Optimizing Genetic Algorithms with Multilayer Perceptron Networks for Enhancing TinyFace Recognition
Mohammad Subhi Al-Batah, Mowafaq Salem Alzboon, Muhyeeddin Alqaraleh

TL;DR
This paper empirically evaluates how genetic algorithms and PCA influence MLP performance across diverse datasets, highlighting the importance of feature selection and dimensionality reduction in neural network optimization.
Contribution
It introduces a comprehensive experimental framework comparing GA and PCA for MLP enhancement, providing practical insights for feature engineering in machine learning.

━━━━━━━━━━━━━━━━━━━━━━━━━━━━━━

§ **Brief**:
Rewrite the paper summary starting with "Optimizing Genetic Algorithms" and going on through "neural network optimization.", renaming "PCA" to "principal component analysis".

§ **Data items**:
━━━━━━━━━━━━━━━━━━━━━━━━━━━━━━

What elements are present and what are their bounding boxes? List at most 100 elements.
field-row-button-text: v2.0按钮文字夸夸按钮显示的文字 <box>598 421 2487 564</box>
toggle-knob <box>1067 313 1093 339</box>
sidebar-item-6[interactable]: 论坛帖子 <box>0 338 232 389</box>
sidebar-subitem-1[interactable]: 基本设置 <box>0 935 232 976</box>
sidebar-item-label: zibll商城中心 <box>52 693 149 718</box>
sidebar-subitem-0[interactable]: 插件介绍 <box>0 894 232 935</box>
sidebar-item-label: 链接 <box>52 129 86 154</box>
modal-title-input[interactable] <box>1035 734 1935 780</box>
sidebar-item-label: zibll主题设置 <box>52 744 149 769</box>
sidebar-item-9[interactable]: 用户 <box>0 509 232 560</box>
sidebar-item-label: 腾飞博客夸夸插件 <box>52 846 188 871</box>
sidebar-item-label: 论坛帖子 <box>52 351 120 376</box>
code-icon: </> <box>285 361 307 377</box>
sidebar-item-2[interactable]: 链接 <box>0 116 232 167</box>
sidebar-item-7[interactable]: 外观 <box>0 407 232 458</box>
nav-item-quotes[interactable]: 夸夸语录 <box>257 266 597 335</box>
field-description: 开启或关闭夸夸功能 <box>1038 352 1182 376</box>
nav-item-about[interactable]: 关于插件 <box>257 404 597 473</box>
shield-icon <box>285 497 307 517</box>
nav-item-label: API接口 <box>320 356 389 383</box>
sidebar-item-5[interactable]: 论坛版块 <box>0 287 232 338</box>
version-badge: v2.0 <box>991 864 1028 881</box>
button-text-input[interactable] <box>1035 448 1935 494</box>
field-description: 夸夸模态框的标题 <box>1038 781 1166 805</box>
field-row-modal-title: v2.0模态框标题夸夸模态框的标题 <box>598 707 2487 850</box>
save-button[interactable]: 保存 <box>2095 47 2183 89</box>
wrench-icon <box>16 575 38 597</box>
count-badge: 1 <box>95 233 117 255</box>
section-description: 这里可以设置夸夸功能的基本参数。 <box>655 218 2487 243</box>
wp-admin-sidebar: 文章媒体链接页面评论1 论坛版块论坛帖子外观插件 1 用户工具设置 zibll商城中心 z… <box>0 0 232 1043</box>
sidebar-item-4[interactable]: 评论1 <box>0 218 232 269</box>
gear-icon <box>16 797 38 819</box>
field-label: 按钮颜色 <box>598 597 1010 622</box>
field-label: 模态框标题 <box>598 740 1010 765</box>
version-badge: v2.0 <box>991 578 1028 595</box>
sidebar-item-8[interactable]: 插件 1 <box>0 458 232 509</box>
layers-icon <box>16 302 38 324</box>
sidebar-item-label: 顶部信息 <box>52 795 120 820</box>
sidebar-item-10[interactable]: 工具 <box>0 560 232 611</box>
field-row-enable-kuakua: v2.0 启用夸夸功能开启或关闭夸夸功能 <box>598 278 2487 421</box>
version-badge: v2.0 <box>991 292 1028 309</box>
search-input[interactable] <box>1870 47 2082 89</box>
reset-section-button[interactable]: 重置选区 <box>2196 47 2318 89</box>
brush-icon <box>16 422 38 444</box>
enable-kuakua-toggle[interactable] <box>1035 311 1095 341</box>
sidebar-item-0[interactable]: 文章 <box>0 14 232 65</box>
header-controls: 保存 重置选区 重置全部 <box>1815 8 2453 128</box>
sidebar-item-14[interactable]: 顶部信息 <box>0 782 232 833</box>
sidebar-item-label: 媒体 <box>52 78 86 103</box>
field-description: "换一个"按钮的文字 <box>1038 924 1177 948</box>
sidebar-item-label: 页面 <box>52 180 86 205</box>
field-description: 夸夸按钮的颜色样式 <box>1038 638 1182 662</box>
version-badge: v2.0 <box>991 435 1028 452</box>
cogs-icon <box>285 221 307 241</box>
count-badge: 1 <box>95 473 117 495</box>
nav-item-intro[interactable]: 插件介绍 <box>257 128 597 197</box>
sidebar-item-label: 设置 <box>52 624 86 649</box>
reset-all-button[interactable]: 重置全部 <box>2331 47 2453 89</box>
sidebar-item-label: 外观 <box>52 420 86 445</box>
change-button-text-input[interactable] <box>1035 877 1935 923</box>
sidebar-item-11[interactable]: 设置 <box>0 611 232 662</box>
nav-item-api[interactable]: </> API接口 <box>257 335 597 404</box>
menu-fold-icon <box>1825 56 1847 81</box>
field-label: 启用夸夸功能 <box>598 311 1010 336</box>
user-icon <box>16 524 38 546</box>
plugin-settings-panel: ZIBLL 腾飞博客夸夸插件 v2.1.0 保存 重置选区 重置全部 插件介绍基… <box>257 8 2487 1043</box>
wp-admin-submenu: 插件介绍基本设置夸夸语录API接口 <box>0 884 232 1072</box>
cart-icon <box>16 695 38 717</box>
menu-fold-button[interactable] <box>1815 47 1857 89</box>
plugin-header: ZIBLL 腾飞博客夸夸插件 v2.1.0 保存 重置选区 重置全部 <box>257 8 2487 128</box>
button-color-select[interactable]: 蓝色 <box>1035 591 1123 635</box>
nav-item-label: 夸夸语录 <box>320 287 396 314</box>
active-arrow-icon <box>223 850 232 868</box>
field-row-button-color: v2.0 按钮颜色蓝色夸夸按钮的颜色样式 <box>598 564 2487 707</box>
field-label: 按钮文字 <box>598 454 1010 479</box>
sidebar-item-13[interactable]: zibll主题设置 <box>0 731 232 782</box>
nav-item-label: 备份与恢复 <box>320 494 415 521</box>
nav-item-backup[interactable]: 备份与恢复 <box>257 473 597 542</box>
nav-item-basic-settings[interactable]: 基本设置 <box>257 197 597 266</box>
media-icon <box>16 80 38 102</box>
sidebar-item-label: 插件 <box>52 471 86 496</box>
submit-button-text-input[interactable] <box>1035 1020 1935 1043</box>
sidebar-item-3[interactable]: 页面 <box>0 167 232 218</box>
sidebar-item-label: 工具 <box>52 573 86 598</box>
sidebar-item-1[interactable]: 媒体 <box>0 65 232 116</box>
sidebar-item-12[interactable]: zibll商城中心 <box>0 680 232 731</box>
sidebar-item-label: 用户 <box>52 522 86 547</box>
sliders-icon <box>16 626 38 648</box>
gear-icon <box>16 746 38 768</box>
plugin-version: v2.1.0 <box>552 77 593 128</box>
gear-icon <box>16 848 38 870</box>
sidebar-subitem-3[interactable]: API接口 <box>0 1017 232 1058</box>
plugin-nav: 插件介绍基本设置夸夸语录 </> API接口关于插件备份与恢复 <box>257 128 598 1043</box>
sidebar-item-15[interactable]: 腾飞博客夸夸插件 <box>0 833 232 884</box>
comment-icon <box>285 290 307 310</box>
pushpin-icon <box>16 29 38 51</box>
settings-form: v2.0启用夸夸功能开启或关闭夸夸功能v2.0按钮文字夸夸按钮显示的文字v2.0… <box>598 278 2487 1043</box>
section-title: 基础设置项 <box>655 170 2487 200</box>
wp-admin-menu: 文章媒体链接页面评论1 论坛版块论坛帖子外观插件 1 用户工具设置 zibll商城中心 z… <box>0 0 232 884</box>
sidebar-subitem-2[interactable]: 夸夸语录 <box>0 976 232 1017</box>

━━━━━━━━━━━━━━━━━━━━━━━━━━━━━━

§ **Task response**:
Optimizing Genetic Algorithms with Multilayer Perceptron Networks for Enhancing TinyFace Recognition
Mohammad Subhi Al-Batah, Mowafaq Salem Alzboon, Muhyeeddin Alqaraleh

TL;DR
This paper empirically evaluates how genetic algorithms and principal component analysis influence MLP performance across diverse datasets, highlighting the importance of feature selection and dimensionality reduction in neural network optimization.